Information given:
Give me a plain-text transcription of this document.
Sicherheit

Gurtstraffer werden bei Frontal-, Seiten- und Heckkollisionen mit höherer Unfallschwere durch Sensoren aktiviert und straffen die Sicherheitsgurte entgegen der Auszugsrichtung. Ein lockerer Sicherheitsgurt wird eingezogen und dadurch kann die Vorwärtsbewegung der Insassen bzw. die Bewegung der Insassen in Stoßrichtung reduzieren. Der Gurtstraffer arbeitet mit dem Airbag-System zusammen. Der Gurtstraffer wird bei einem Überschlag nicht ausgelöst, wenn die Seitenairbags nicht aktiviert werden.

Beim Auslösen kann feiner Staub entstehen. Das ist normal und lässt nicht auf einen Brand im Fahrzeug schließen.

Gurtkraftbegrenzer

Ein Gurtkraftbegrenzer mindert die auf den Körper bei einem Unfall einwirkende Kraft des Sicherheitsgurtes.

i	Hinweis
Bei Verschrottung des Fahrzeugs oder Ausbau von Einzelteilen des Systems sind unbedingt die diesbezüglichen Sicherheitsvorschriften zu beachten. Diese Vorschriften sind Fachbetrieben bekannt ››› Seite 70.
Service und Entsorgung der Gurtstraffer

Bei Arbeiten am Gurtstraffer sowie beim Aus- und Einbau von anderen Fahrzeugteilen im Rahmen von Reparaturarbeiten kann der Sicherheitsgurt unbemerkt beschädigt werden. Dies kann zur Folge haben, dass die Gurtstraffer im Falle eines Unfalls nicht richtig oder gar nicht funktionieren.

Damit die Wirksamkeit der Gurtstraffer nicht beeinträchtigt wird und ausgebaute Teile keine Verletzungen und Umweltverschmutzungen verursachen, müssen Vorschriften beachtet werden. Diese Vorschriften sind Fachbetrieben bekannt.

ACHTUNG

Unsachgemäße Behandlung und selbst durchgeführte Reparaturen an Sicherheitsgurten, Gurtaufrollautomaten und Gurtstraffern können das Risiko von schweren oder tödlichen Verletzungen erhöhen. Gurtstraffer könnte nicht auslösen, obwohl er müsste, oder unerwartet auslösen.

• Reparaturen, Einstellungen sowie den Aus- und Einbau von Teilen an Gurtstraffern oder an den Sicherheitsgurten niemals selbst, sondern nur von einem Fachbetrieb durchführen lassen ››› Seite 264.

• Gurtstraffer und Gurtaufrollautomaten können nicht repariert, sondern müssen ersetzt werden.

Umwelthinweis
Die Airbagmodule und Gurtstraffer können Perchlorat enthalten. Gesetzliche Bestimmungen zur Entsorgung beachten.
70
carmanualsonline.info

Set task:
Extract lines where the string "Entsorgung" occurs.

Task output:
Service und Entsorgung der Gurtstraffer
Die Airbagmodule und Gurtstraffer können Perchlorat enthalten. Gesetzliche Bestimmungen zur Entsorgung beachten.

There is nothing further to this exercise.